-- Instruction --
Look through the data below and work out how many lines contain the string "this". Give the number alone.

** start Input records **

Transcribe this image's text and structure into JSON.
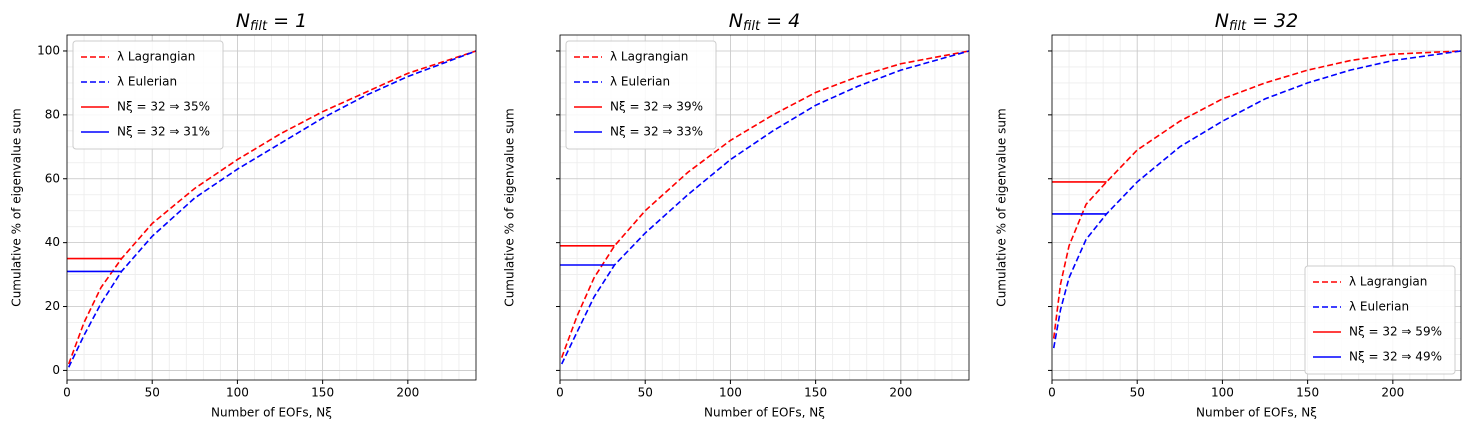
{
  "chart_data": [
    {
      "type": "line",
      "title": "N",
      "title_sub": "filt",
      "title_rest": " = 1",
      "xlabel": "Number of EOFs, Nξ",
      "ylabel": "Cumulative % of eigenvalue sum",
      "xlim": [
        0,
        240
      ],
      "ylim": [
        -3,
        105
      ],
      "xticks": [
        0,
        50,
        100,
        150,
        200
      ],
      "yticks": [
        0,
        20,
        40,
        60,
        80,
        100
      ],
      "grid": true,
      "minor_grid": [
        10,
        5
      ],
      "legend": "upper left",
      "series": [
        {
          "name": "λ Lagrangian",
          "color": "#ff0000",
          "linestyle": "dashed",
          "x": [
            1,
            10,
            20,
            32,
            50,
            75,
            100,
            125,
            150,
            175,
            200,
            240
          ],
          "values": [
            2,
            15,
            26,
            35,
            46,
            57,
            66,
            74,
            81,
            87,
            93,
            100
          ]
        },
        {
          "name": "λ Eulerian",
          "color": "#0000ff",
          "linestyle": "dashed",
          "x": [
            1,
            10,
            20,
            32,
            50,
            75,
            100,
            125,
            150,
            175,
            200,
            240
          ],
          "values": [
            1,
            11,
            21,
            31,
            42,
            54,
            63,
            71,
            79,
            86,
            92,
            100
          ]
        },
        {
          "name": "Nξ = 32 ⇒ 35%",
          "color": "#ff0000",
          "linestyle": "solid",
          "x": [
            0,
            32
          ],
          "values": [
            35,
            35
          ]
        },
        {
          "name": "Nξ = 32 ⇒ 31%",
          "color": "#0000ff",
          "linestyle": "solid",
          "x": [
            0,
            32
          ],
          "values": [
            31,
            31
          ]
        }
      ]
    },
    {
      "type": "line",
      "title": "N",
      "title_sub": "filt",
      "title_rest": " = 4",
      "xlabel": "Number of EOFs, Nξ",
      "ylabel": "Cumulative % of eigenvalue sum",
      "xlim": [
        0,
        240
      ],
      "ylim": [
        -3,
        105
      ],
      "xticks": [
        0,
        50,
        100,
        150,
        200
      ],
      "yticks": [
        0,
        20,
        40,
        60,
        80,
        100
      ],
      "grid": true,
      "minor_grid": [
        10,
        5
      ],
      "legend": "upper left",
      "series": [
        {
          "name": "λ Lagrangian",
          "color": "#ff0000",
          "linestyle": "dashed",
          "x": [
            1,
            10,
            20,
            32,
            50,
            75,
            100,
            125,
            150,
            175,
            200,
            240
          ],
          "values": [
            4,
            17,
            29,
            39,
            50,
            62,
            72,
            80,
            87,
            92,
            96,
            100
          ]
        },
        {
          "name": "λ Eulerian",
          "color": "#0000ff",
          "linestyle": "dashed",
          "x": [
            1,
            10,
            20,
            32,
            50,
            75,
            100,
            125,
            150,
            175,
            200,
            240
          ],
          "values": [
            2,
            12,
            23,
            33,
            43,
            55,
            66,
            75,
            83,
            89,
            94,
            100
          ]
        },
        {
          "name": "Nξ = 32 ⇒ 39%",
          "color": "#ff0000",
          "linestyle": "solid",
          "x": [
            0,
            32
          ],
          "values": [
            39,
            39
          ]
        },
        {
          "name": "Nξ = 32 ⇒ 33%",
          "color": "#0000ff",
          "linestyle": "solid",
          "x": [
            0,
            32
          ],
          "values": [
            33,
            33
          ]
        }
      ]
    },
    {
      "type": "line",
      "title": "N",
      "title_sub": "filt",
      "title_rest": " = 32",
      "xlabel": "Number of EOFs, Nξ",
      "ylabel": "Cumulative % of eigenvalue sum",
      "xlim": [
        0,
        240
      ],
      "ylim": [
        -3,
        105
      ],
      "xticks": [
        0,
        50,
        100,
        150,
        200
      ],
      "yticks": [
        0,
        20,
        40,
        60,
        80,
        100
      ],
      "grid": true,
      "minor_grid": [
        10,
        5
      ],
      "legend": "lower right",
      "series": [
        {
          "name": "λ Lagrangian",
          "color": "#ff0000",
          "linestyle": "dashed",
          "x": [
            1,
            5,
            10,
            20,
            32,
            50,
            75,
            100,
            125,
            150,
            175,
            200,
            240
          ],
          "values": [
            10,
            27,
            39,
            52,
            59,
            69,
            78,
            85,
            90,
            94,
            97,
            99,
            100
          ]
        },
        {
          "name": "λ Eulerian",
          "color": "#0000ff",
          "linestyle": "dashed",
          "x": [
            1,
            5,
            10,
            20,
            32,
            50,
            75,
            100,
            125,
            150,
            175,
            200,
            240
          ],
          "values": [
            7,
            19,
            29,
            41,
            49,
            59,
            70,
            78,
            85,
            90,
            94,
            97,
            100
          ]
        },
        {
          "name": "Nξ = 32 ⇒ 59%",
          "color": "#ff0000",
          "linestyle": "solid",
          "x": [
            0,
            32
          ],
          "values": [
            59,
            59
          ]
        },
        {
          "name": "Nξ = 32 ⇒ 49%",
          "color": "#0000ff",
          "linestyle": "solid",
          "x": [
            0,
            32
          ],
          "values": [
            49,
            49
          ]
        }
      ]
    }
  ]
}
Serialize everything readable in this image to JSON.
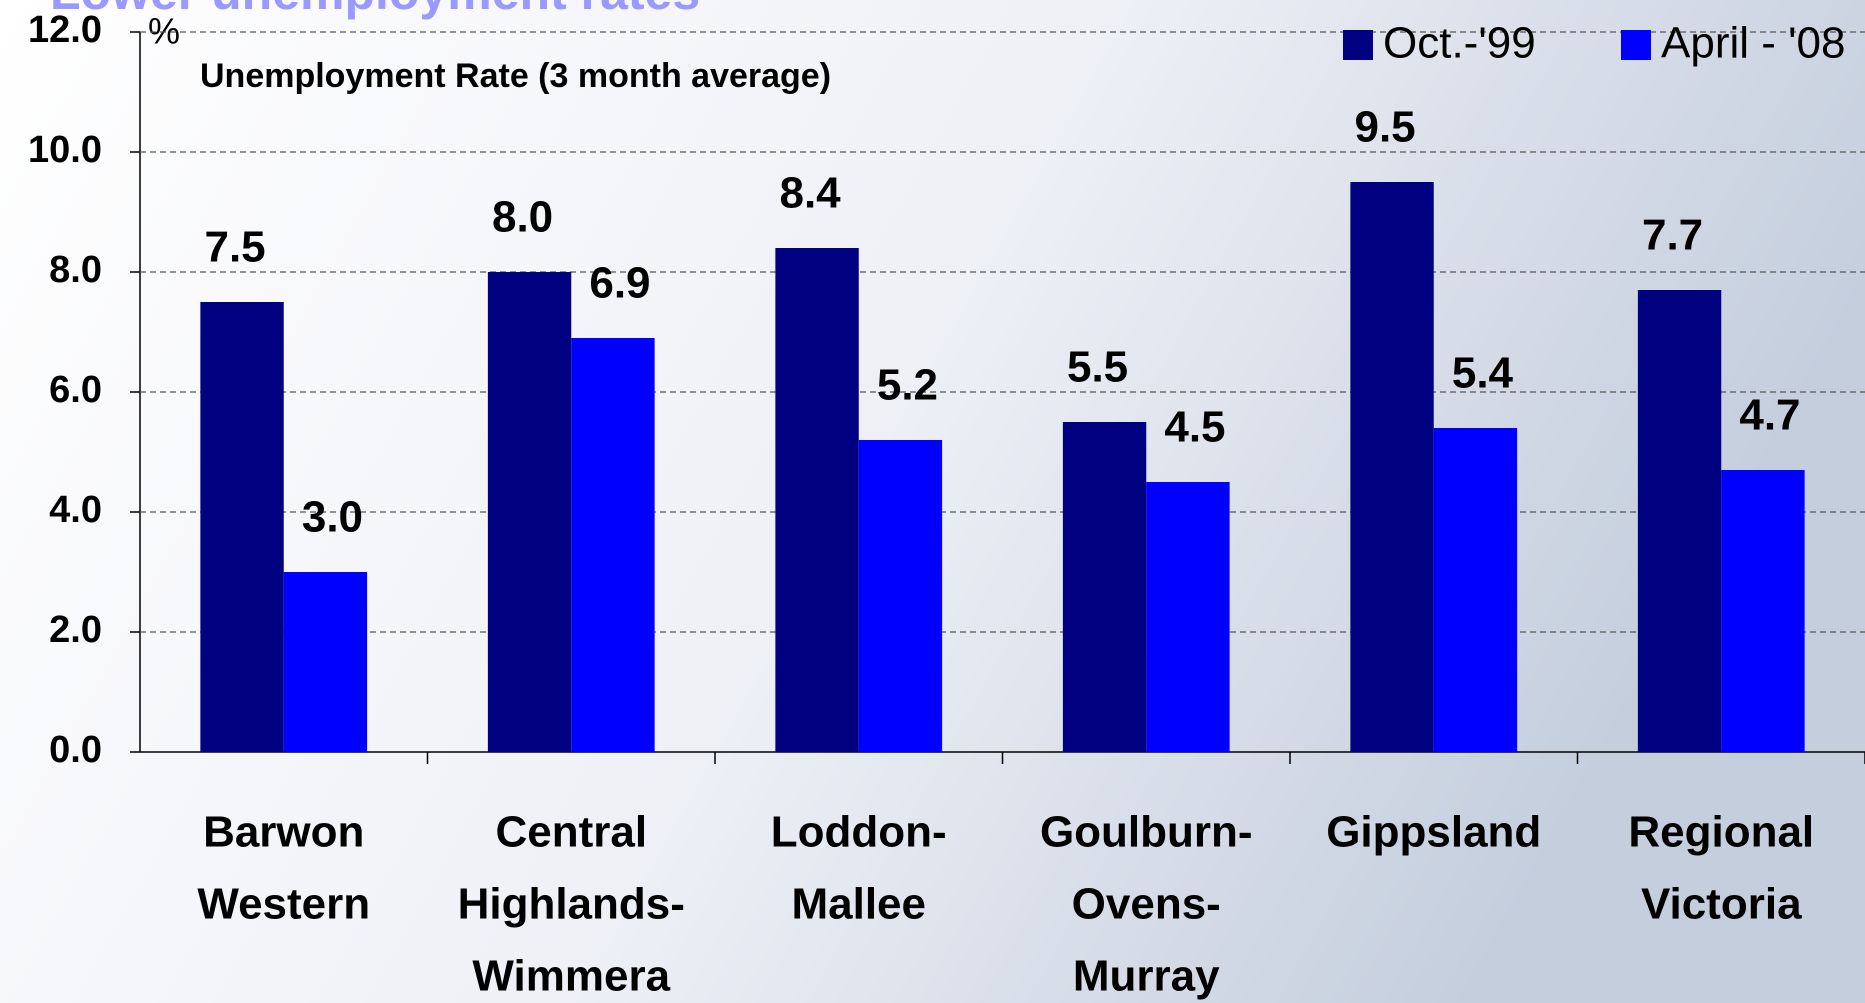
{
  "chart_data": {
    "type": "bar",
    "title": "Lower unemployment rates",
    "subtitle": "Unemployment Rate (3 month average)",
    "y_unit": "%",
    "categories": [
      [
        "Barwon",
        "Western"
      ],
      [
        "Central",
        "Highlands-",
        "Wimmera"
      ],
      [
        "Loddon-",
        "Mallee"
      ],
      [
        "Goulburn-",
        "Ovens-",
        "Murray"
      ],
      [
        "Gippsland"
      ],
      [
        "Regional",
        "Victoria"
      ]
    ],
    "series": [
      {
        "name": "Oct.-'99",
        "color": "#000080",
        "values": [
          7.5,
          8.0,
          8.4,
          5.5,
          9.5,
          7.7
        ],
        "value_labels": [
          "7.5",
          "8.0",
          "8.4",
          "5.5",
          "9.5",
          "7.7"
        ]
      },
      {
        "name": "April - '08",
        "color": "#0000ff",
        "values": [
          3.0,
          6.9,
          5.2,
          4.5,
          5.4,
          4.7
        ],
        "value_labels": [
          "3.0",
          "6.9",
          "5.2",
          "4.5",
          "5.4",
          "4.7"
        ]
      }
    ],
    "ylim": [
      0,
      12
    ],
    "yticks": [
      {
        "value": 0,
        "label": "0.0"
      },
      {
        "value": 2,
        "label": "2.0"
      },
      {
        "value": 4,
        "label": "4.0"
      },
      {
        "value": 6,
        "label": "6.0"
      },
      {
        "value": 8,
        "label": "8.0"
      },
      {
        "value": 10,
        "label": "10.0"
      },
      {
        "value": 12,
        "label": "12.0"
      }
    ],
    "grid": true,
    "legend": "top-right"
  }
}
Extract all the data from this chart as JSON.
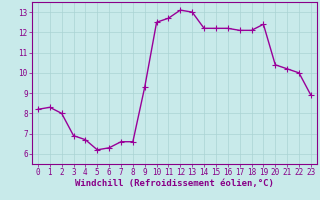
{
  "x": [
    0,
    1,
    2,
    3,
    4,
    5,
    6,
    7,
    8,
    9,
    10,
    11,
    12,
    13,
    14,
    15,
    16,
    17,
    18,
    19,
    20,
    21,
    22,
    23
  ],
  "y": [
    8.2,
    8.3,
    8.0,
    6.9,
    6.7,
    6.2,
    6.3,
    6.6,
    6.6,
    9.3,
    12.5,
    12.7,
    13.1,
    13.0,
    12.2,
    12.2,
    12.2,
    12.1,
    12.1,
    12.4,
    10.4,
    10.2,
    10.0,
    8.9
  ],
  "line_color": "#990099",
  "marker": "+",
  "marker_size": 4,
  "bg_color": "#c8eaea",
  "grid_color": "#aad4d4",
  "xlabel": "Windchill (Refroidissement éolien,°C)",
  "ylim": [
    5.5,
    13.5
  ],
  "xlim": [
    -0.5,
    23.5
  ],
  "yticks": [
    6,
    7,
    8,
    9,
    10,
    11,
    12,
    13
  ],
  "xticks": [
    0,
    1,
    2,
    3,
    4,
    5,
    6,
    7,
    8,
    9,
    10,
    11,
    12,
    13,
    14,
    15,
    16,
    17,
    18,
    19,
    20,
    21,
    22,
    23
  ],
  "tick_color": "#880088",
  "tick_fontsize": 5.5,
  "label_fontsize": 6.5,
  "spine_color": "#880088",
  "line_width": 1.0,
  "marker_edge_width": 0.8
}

** end Input records **

-- Written solution --
3